**GIVEN TASK:**
Every line with the string "right" should be gathered.

(Figure content listings)

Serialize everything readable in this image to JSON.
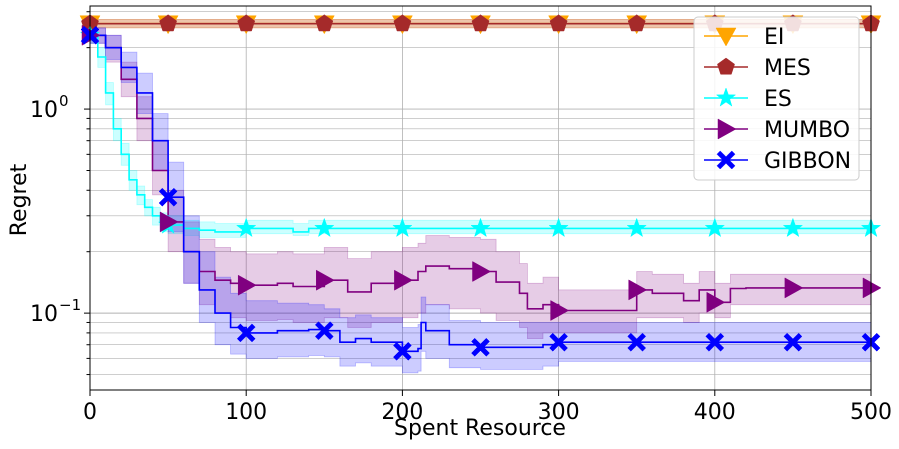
{
  "chart_data": {
    "type": "line",
    "title": "",
    "xlabel": "Spent Resource",
    "ylabel": "Regret",
    "xlim": [
      0,
      500
    ],
    "ylim": [
      0.042,
      3.2
    ],
    "yscale": "log",
    "grid": true,
    "legend_position": "top-right",
    "x_ticks": [
      {
        "value": 0,
        "label": "0"
      },
      {
        "value": 100,
        "label": "100"
      },
      {
        "value": 200,
        "label": "200"
      },
      {
        "value": 300,
        "label": "300"
      },
      {
        "value": 400,
        "label": "400"
      },
      {
        "value": 500,
        "label": "500"
      }
    ],
    "y_ticks": [
      {
        "value": 0.1,
        "base": "10",
        "exp": "−1"
      },
      {
        "value": 1,
        "base": "10",
        "exp": "0"
      }
    ],
    "series": [
      {
        "name": "EI",
        "color": "#ffa500",
        "marker": "triangle-down",
        "x": [
          0,
          500
        ],
        "y": [
          2.62,
          2.62
        ],
        "lower": [
          2.5,
          2.5
        ],
        "upper": [
          2.75,
          2.75
        ],
        "marker_x": [
          0,
          50,
          100,
          150,
          200,
          250,
          300,
          350,
          400,
          450,
          500
        ]
      },
      {
        "name": "MES",
        "color": "#a52a2a",
        "marker": "pentagon",
        "x": [
          0,
          500
        ],
        "y": [
          2.62,
          2.62
        ],
        "lower": [
          2.5,
          2.5
        ],
        "upper": [
          2.75,
          2.75
        ],
        "marker_x": [
          0,
          50,
          100,
          150,
          200,
          250,
          300,
          350,
          400,
          450,
          500
        ]
      },
      {
        "name": "ES",
        "color": "#00ffff",
        "marker": "star",
        "x": [
          0,
          5,
          10,
          15,
          20,
          25,
          30,
          35,
          40,
          45,
          50,
          60,
          70,
          80,
          100,
          120,
          130,
          140,
          150,
          200,
          250,
          300,
          350,
          400,
          450,
          500
        ],
        "y": [
          2.3,
          1.8,
          1.2,
          0.8,
          0.6,
          0.45,
          0.38,
          0.33,
          0.3,
          0.28,
          0.27,
          0.26,
          0.255,
          0.25,
          0.26,
          0.26,
          0.25,
          0.26,
          0.26,
          0.26,
          0.26,
          0.26,
          0.26,
          0.26,
          0.26,
          0.26
        ],
        "lower": [
          2.1,
          1.6,
          1.05,
          0.7,
          0.53,
          0.4,
          0.34,
          0.3,
          0.27,
          0.25,
          0.245,
          0.24,
          0.235,
          0.235,
          0.245,
          0.245,
          0.24,
          0.245,
          0.245,
          0.245,
          0.245,
          0.245,
          0.245,
          0.245,
          0.245,
          0.245
        ],
        "upper": [
          2.5,
          2.0,
          1.35,
          0.9,
          0.68,
          0.5,
          0.42,
          0.36,
          0.33,
          0.31,
          0.3,
          0.285,
          0.28,
          0.275,
          0.285,
          0.285,
          0.275,
          0.285,
          0.285,
          0.285,
          0.285,
          0.285,
          0.285,
          0.285,
          0.285,
          0.285
        ],
        "marker_x": [
          0,
          50,
          100,
          150,
          200,
          250,
          300,
          350,
          400,
          450,
          500
        ]
      },
      {
        "name": "MUMBO",
        "color": "#800080",
        "marker": "triangle-right",
        "x": [
          0,
          10,
          20,
          30,
          40,
          50,
          60,
          70,
          80,
          90,
          100,
          120,
          130,
          150,
          165,
          180,
          200,
          210,
          215,
          230,
          250,
          260,
          275,
          280,
          290,
          300,
          320,
          340,
          350,
          360,
          380,
          390,
          400,
          410,
          420,
          450,
          500
        ],
        "y": [
          2.3,
          2.0,
          1.4,
          0.9,
          0.5,
          0.28,
          0.2,
          0.16,
          0.145,
          0.14,
          0.137,
          0.14,
          0.135,
          0.145,
          0.127,
          0.14,
          0.145,
          0.16,
          0.17,
          0.165,
          0.16,
          0.142,
          0.125,
          0.105,
          0.11,
          0.103,
          0.103,
          0.103,
          0.13,
          0.125,
          0.115,
          0.13,
          0.113,
          0.132,
          0.133,
          0.133,
          0.133
        ],
        "lower": [
          2.1,
          1.7,
          1.15,
          0.7,
          0.38,
          0.2,
          0.14,
          0.11,
          0.1,
          0.095,
          0.092,
          0.093,
          0.09,
          0.095,
          0.085,
          0.09,
          0.095,
          0.1,
          0.11,
          0.105,
          0.1,
          0.092,
          0.085,
          0.075,
          0.08,
          0.08,
          0.08,
          0.08,
          0.095,
          0.095,
          0.09,
          0.1,
          0.095,
          0.11,
          0.11,
          0.11,
          0.11
        ],
        "upper": [
          2.5,
          2.3,
          1.7,
          1.15,
          0.7,
          0.4,
          0.28,
          0.23,
          0.21,
          0.2,
          0.195,
          0.2,
          0.195,
          0.21,
          0.185,
          0.2,
          0.21,
          0.22,
          0.24,
          0.235,
          0.23,
          0.2,
          0.175,
          0.14,
          0.15,
          0.13,
          0.13,
          0.13,
          0.16,
          0.155,
          0.14,
          0.16,
          0.14,
          0.155,
          0.155,
          0.155,
          0.155
        ],
        "marker_x": [
          0,
          50,
          100,
          150,
          200,
          250,
          300,
          350,
          400,
          450,
          500
        ]
      },
      {
        "name": "GIBBON",
        "color": "#0000ff",
        "marker": "x-filled",
        "x": [
          0,
          10,
          20,
          30,
          40,
          50,
          60,
          70,
          80,
          90,
          100,
          120,
          140,
          150,
          160,
          170,
          180,
          200,
          210,
          212,
          215,
          230,
          250,
          270,
          290,
          300,
          350,
          400,
          450,
          500
        ],
        "y": [
          2.3,
          2.0,
          1.6,
          1.2,
          0.7,
          0.37,
          0.2,
          0.13,
          0.1,
          0.085,
          0.08,
          0.082,
          0.083,
          0.082,
          0.072,
          0.075,
          0.072,
          0.065,
          0.067,
          0.09,
          0.082,
          0.07,
          0.068,
          0.068,
          0.07,
          0.072,
          0.072,
          0.072,
          0.072,
          0.072
        ],
        "lower": [
          2.1,
          1.75,
          1.35,
          0.95,
          0.5,
          0.25,
          0.14,
          0.09,
          0.07,
          0.063,
          0.06,
          0.061,
          0.062,
          0.061,
          0.055,
          0.057,
          0.055,
          0.051,
          0.052,
          0.065,
          0.06,
          0.054,
          0.053,
          0.053,
          0.055,
          0.058,
          0.058,
          0.058,
          0.058,
          0.058
        ],
        "upper": [
          2.5,
          2.3,
          1.9,
          1.5,
          0.95,
          0.55,
          0.3,
          0.2,
          0.15,
          0.125,
          0.115,
          0.112,
          0.11,
          0.105,
          0.095,
          0.098,
          0.095,
          0.085,
          0.088,
          0.12,
          0.11,
          0.092,
          0.09,
          0.09,
          0.09,
          0.09,
          0.09,
          0.09,
          0.09,
          0.09
        ],
        "marker_x": [
          0,
          50,
          100,
          150,
          200,
          250,
          300,
          350,
          400,
          450,
          500
        ]
      }
    ]
  }
}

**SOLUTION:**
    "legend_position": "top-right",
        "marker": "triangle-right",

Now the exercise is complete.